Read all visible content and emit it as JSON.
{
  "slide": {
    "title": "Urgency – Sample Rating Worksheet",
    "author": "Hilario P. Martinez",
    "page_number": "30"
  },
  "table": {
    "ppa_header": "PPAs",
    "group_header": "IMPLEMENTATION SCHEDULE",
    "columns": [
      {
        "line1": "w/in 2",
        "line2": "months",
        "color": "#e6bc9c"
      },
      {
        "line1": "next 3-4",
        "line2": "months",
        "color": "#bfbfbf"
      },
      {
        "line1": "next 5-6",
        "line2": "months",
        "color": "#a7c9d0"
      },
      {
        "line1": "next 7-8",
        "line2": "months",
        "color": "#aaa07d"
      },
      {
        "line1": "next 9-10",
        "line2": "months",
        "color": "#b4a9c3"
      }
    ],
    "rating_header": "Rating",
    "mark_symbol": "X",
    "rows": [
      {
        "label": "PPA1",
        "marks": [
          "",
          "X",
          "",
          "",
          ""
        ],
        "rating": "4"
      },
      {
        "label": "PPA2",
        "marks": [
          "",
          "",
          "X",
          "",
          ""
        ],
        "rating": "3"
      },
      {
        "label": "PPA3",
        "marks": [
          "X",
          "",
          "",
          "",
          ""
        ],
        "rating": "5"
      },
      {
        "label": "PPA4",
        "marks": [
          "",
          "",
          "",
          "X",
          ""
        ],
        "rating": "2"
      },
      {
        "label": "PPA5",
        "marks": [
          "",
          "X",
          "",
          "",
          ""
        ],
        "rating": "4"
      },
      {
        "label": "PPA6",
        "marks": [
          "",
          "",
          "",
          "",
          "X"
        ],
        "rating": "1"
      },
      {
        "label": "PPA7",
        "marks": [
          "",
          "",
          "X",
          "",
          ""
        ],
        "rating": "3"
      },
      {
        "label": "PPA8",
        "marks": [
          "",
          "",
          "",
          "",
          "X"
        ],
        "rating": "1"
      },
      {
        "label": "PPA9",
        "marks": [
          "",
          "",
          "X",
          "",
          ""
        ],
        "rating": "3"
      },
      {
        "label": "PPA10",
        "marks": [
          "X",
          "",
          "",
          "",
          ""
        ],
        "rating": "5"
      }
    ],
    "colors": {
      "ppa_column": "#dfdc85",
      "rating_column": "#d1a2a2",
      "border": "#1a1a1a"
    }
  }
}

* [Task instructions] Find how many lines of the material carry the string "label". Only the number should be in the answer.

* [Worked solution] 10